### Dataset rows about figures
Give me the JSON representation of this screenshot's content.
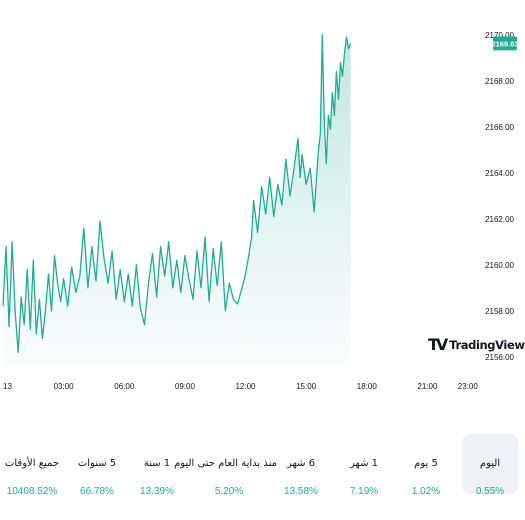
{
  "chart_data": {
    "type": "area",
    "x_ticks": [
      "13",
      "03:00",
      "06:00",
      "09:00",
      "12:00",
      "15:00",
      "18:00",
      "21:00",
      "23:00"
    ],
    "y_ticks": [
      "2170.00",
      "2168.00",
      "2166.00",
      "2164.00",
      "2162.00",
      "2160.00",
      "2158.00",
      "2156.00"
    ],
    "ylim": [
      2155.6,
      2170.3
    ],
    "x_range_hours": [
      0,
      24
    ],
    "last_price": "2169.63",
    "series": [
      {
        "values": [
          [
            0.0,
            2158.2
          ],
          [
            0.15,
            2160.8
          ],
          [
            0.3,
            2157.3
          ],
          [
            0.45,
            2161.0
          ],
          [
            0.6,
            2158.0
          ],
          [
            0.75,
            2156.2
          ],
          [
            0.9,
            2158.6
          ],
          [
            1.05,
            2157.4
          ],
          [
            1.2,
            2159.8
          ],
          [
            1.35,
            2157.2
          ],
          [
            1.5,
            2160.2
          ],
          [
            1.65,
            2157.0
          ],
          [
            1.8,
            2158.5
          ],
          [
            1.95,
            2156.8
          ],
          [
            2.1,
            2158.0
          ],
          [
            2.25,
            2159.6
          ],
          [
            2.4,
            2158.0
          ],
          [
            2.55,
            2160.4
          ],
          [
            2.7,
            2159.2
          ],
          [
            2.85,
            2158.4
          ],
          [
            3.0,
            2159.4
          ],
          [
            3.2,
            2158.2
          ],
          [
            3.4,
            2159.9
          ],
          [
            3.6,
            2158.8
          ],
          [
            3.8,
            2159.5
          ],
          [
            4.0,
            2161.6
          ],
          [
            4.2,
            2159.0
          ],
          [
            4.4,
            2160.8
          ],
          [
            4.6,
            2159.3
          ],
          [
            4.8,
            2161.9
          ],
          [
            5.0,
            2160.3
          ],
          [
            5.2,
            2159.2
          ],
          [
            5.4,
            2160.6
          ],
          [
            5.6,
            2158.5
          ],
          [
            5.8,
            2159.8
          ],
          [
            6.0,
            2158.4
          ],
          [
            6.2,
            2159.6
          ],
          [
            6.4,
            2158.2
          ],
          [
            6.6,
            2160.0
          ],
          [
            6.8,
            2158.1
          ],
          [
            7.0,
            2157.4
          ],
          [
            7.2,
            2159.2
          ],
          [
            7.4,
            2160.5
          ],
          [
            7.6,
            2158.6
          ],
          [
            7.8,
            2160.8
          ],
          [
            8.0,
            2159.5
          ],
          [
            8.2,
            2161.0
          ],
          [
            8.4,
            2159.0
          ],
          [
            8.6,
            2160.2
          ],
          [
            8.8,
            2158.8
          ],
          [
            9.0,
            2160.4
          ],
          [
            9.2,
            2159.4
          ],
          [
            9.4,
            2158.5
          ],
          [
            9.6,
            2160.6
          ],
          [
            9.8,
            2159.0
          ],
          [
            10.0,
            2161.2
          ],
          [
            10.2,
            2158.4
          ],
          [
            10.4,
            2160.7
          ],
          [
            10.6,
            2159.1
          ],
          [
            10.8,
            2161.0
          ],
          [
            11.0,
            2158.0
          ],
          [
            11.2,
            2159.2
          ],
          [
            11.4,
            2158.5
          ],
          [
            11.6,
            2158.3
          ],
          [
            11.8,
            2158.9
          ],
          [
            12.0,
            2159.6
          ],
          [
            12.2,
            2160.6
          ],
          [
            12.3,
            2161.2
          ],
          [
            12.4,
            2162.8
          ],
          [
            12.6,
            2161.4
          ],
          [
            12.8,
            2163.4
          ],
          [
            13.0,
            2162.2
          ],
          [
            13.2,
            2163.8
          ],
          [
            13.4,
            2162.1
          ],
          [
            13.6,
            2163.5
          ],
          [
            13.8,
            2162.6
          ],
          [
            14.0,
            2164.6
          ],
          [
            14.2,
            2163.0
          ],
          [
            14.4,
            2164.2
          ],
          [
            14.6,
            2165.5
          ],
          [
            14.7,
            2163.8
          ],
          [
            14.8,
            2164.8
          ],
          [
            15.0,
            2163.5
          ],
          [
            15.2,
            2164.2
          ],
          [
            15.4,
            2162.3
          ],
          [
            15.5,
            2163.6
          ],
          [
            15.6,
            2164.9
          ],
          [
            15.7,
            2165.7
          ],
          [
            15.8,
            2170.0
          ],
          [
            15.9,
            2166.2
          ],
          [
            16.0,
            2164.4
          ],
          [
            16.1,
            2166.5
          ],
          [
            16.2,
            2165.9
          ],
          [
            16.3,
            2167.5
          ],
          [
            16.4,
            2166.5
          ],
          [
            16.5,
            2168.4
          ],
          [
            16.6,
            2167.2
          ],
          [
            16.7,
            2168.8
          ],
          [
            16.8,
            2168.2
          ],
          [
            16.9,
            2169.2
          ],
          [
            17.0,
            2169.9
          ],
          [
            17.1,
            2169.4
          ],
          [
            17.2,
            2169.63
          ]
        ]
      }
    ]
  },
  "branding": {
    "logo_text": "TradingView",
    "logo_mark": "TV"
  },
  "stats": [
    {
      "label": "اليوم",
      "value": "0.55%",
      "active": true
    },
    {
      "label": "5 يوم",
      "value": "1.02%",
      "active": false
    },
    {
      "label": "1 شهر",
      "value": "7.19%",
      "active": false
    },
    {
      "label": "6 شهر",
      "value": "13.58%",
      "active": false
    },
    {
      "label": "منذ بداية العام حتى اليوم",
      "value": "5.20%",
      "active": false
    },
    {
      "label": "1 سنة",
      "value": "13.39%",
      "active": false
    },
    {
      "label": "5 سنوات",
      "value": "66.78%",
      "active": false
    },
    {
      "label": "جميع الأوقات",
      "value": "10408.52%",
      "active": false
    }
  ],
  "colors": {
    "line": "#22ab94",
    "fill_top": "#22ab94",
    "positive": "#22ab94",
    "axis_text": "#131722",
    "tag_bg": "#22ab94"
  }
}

...

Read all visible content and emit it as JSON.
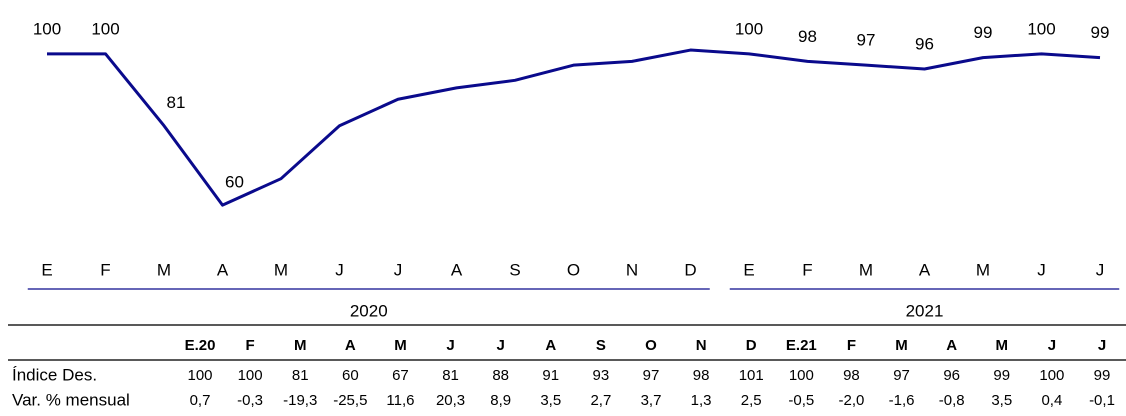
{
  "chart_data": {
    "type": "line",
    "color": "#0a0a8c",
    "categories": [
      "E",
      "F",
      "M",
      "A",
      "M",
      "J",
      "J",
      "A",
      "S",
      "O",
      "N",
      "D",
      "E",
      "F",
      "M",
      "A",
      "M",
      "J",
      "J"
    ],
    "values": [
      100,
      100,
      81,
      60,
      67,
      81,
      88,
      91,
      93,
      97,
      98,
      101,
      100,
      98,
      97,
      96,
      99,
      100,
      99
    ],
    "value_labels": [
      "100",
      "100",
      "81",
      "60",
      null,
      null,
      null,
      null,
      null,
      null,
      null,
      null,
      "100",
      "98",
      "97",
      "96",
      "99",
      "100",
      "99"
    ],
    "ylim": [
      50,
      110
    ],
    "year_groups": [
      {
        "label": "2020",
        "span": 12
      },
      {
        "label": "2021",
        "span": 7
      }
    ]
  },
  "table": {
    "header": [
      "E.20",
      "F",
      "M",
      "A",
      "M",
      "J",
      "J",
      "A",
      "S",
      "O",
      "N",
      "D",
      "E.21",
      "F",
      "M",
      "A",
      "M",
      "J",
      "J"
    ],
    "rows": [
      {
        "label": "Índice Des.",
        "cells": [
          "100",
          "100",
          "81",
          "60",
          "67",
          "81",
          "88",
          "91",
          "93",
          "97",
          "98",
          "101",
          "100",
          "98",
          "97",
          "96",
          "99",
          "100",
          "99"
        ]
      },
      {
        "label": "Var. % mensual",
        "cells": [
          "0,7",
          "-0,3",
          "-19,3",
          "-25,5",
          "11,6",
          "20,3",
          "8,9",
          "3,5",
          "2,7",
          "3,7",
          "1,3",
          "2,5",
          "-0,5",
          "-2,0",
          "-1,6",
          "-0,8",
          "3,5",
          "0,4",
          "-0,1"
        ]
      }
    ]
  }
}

* * *

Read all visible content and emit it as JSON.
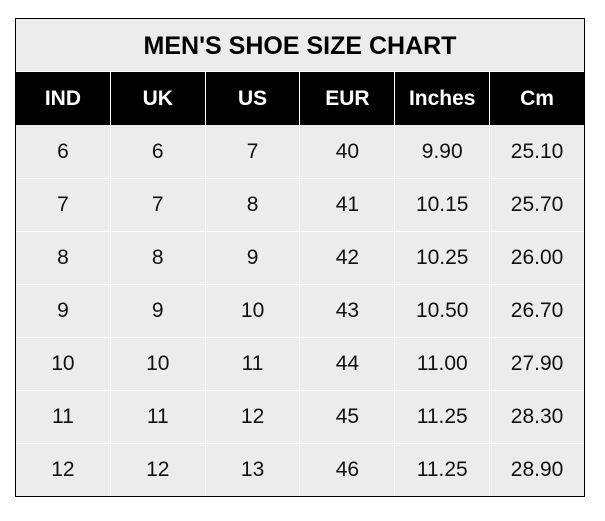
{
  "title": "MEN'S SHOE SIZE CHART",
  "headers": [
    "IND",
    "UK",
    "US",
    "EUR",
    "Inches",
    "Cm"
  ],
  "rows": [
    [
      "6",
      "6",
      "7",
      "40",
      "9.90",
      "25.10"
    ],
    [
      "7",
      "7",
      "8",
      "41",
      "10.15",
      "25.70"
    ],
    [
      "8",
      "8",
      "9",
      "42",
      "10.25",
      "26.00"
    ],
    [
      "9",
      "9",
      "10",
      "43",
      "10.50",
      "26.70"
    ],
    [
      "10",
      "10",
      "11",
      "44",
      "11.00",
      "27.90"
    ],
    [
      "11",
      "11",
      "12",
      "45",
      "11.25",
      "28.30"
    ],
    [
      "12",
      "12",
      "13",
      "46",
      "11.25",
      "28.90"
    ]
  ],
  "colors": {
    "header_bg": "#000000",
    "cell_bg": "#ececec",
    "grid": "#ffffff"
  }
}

### WHAT YOU WILL DO
Copy all lines of the listing above that contain the string "اليوم".

### OUTPUT
      "label": "اليوم",
      "label": "منذ بداية العام حتى اليوم",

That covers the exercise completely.